(GOAL) Can you convert the lines of the material into a numbered list, leaving out blank lines, starting at its very first line and stopping after the line that contains "check-cell: [760, 328, 822, 353]", with both of those lines included?

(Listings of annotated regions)
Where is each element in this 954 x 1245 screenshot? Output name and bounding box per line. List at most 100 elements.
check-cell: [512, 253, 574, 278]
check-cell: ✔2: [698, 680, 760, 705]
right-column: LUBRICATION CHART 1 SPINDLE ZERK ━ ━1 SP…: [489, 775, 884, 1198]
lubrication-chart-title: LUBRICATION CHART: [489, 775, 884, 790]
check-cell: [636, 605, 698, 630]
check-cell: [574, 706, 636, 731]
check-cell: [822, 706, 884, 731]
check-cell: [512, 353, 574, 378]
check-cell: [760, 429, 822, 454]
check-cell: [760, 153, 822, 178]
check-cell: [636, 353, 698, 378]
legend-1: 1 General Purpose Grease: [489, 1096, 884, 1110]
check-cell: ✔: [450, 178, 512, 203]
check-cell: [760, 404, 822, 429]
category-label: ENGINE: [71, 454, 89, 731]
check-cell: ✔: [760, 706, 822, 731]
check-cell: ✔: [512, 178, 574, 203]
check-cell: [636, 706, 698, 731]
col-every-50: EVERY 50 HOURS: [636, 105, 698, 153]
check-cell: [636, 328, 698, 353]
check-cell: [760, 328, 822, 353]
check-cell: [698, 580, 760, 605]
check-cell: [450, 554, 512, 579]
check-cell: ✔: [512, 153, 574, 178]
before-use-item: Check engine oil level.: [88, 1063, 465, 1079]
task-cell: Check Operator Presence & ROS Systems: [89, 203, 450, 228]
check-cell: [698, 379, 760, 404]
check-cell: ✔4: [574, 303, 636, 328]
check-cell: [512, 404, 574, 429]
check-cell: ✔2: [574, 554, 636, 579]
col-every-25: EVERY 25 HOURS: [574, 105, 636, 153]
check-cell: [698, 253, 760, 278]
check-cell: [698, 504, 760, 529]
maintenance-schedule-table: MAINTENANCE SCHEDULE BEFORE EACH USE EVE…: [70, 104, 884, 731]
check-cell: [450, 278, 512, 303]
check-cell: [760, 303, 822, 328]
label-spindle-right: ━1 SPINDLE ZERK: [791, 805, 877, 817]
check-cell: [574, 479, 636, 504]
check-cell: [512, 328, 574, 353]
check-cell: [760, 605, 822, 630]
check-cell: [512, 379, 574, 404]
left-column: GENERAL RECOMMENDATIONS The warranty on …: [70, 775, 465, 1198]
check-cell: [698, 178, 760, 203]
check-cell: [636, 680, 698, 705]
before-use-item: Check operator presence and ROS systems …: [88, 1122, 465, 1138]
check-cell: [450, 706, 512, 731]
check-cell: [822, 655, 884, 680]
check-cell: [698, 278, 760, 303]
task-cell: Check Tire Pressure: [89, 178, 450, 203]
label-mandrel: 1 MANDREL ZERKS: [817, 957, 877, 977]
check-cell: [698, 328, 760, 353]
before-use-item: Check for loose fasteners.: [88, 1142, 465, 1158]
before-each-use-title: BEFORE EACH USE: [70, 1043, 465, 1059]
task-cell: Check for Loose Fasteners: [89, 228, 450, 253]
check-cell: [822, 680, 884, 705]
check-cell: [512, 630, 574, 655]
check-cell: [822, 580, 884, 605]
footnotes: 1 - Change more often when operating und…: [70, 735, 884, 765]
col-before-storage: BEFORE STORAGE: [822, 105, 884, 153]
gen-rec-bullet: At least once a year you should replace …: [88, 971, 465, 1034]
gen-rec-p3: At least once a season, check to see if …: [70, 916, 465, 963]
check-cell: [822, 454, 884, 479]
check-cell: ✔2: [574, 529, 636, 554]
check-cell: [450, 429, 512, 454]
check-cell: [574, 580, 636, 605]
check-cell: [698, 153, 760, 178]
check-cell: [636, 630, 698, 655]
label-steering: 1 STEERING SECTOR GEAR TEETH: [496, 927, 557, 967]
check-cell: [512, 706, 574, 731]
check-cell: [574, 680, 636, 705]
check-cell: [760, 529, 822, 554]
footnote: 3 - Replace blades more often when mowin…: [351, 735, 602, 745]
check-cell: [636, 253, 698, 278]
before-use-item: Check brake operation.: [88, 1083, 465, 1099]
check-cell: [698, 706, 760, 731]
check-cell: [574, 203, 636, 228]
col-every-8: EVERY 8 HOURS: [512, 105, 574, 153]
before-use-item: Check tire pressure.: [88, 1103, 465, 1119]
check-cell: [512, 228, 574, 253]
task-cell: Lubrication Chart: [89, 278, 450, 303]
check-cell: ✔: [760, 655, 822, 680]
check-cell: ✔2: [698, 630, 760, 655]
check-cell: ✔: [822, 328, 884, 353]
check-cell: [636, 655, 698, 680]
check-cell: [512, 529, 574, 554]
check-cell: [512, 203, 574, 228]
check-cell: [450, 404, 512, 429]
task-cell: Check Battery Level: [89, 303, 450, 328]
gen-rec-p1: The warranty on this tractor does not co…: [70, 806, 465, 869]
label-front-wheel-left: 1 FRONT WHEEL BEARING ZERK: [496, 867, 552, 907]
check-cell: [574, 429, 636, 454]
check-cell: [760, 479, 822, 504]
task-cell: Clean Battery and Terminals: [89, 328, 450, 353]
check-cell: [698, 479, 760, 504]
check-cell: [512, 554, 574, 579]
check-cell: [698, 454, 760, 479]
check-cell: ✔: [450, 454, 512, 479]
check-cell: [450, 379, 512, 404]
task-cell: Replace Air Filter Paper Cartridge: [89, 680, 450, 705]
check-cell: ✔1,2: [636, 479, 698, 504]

(CORRECT RESULT)
1. Where is each element in this 954 x 1245 screenshot? Output name and bounding box per line. List at most 100 elements.
2. check-cell: [512, 253, 574, 278]
3. check-cell: ✔2: [698, 680, 760, 705]
4. right-column: LUBRICATION CHART 1 SPINDLE ZERK ━ ━1 SP…: [489, 775, 884, 1198]
5. lubrication-chart-title: LUBRICATION CHART: [489, 775, 884, 790]
6. check-cell: [636, 605, 698, 630]
7. check-cell: [574, 706, 636, 731]
8. check-cell: [822, 706, 884, 731]
9. check-cell: [512, 353, 574, 378]
10. check-cell: [760, 429, 822, 454]
11. check-cell: [760, 153, 822, 178]
12. check-cell: [636, 353, 698, 378]
13. legend-1: 1 General Purpose Grease: [489, 1096, 884, 1110]
14. check-cell: ✔: [450, 178, 512, 203]
15. check-cell: [760, 404, 822, 429]
16. category-label: ENGINE: [71, 454, 89, 731]
17. check-cell: ✔: [760, 706, 822, 731]
18. check-cell: ✔: [512, 178, 574, 203]
19. check-cell: [636, 706, 698, 731]
20. col-every-50: EVERY 50 HOURS: [636, 105, 698, 153]
21. check-cell: [636, 328, 698, 353]
22. check-cell: [760, 328, 822, 353]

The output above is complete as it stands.